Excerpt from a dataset
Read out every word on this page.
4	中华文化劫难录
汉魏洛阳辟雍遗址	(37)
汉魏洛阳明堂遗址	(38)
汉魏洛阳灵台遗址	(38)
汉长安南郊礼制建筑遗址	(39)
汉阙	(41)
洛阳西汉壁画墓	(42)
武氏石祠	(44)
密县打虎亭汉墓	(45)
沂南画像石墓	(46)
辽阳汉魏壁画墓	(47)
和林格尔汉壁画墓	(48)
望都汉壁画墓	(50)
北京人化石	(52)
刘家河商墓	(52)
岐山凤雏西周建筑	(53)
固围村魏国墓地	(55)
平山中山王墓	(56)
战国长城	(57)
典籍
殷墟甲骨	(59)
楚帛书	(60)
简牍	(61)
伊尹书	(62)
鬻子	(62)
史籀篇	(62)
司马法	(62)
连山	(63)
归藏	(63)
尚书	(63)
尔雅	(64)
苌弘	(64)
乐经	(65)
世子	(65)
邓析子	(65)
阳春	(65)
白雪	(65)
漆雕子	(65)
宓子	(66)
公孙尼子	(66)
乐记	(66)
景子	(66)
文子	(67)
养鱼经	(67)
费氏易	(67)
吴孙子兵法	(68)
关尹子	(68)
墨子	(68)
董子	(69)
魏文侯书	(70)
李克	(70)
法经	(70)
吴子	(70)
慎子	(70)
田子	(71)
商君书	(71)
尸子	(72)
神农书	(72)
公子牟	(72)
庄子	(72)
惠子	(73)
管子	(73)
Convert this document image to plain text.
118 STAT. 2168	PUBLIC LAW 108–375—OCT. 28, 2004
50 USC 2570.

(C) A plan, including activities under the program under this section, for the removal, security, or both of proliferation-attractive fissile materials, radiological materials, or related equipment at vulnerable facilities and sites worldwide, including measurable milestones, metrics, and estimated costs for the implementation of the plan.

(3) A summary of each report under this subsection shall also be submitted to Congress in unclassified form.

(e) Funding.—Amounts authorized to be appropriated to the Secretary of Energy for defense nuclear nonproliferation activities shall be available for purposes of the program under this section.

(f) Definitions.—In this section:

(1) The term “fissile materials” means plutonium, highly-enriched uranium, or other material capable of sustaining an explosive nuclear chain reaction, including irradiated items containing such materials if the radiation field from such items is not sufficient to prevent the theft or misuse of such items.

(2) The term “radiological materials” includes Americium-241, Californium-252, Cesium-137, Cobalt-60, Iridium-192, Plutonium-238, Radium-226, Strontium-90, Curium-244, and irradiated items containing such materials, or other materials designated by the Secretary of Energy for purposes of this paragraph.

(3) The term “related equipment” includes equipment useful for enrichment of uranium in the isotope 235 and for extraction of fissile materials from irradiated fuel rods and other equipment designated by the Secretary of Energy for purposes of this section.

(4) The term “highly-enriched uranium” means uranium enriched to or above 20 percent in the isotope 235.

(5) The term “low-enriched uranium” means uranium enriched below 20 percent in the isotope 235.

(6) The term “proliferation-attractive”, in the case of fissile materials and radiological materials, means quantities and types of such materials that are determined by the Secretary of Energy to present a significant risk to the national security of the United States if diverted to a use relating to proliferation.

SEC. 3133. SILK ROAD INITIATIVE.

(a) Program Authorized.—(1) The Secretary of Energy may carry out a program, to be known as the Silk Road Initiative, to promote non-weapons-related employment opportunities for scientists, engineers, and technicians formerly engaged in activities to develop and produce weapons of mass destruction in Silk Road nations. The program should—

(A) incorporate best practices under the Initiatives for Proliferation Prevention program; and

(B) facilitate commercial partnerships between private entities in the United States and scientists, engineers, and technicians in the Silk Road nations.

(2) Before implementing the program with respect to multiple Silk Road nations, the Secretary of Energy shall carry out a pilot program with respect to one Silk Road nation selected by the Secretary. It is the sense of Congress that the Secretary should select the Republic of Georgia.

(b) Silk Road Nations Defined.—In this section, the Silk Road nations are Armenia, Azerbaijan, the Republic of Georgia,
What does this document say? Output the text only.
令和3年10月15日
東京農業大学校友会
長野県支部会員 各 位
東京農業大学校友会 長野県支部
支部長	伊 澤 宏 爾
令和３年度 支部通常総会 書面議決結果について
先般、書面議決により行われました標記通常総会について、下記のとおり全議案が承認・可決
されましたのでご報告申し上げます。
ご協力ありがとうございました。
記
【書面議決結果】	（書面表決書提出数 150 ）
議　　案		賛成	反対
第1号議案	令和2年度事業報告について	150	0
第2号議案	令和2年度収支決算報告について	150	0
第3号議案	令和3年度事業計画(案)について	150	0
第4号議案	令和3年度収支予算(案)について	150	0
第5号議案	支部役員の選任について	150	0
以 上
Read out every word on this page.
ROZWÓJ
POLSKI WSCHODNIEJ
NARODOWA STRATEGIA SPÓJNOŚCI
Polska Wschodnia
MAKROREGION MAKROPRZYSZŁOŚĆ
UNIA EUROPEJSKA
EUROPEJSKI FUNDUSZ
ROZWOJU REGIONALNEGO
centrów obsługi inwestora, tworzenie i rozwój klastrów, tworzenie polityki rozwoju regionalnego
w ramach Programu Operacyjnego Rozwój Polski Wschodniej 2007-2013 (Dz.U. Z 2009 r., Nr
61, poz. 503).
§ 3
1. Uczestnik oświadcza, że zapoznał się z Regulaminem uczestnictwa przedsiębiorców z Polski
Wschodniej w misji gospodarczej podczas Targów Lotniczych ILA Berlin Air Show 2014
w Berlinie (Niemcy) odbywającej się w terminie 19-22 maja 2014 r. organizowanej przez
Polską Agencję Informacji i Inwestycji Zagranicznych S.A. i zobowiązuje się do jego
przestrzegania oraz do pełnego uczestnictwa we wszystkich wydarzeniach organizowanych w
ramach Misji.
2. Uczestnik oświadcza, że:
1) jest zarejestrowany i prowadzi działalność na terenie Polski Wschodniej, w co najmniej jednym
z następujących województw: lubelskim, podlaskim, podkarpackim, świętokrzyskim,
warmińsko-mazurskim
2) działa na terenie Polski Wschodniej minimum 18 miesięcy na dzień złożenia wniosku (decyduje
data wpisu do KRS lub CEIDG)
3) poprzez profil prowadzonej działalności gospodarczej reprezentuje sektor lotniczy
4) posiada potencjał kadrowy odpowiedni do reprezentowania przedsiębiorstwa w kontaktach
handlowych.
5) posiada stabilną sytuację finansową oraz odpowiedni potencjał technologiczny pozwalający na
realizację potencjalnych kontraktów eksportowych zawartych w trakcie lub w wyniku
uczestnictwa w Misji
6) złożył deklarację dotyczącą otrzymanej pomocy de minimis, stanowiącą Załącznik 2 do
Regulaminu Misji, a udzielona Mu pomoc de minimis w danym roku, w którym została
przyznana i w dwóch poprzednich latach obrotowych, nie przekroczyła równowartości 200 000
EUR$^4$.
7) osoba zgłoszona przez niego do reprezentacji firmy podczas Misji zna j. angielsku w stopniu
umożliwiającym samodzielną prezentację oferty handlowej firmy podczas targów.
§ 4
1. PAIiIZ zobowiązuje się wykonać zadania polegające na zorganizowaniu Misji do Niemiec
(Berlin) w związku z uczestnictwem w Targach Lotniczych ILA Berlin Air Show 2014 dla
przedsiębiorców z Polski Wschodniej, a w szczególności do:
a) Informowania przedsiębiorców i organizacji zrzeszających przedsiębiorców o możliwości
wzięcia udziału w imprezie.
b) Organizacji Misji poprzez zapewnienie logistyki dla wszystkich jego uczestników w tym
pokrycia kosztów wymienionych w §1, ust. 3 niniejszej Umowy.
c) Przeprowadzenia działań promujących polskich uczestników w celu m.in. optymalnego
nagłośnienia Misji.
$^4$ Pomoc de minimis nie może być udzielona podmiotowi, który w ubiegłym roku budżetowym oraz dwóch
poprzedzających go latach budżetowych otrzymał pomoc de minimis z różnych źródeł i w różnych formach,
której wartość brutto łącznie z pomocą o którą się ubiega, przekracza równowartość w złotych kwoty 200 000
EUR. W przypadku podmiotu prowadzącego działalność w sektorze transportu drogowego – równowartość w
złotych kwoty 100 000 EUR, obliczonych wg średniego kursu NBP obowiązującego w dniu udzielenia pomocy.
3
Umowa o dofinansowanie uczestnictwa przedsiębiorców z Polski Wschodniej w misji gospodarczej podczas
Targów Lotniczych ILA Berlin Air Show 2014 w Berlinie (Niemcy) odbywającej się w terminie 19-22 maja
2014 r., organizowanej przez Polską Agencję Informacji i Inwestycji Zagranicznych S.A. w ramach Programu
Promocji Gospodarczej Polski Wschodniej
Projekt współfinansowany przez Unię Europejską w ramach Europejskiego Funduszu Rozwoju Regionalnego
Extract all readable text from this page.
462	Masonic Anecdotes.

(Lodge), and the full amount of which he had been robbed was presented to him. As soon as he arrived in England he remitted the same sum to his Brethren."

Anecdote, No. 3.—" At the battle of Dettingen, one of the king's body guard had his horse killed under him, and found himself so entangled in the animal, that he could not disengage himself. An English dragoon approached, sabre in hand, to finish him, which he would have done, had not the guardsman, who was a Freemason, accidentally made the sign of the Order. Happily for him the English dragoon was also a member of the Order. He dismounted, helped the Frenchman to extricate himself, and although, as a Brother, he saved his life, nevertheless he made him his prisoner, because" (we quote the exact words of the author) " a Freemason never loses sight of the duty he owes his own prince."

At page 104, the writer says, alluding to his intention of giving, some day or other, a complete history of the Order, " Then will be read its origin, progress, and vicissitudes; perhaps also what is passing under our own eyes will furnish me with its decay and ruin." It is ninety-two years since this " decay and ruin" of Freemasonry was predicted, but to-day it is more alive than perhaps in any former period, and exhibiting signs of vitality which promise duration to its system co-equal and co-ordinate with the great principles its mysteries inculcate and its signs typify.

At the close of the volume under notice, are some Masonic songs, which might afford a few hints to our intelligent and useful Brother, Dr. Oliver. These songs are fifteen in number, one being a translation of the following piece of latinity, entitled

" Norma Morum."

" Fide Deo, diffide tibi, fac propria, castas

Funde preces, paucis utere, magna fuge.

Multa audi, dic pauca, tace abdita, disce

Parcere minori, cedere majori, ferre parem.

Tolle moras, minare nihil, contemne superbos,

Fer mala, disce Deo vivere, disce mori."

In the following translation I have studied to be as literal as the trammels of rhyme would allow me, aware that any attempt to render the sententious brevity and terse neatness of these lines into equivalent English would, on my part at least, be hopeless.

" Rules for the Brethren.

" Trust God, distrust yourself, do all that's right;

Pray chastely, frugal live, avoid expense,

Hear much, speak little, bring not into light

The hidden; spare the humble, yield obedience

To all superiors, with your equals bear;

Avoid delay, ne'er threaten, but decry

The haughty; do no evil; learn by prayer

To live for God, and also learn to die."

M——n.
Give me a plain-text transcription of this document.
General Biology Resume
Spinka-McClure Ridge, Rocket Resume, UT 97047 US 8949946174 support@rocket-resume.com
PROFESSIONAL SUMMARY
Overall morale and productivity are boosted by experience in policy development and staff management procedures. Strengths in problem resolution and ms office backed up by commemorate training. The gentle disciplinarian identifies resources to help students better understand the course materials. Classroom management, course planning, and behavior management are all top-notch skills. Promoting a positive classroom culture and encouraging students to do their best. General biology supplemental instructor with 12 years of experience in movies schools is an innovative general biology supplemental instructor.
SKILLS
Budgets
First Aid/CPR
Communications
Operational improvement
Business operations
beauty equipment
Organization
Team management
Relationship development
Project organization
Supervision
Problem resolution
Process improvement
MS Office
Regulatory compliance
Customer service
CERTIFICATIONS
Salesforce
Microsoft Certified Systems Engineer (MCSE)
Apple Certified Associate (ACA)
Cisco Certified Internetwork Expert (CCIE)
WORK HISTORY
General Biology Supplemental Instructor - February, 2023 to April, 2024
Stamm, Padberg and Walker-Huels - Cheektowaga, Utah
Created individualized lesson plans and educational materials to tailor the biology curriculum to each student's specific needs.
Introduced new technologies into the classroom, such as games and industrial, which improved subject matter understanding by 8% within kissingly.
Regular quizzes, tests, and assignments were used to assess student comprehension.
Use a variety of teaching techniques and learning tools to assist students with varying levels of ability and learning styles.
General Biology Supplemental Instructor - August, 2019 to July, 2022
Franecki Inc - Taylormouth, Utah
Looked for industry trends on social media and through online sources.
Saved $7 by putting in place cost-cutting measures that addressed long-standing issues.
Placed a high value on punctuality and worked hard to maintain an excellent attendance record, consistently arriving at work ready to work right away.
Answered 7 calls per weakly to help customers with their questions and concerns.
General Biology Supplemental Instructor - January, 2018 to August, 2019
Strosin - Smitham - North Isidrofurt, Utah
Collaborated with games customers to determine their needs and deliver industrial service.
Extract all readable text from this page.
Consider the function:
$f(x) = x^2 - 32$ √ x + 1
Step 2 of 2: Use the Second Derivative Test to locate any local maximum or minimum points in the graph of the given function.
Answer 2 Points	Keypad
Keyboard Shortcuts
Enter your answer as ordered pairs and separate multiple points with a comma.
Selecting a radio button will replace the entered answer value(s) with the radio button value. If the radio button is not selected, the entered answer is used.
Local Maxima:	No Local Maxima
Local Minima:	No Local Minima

(Written request)
Find the lines above that contain the word "used" and collect them.

(Exercise solution)
Regular quizzes, tests, and assignments were used to assess student comprehension.
Selecting a radio button will replace the entered answer value(s) with the radio button value. If the radio button is not selected, the entered answer is used.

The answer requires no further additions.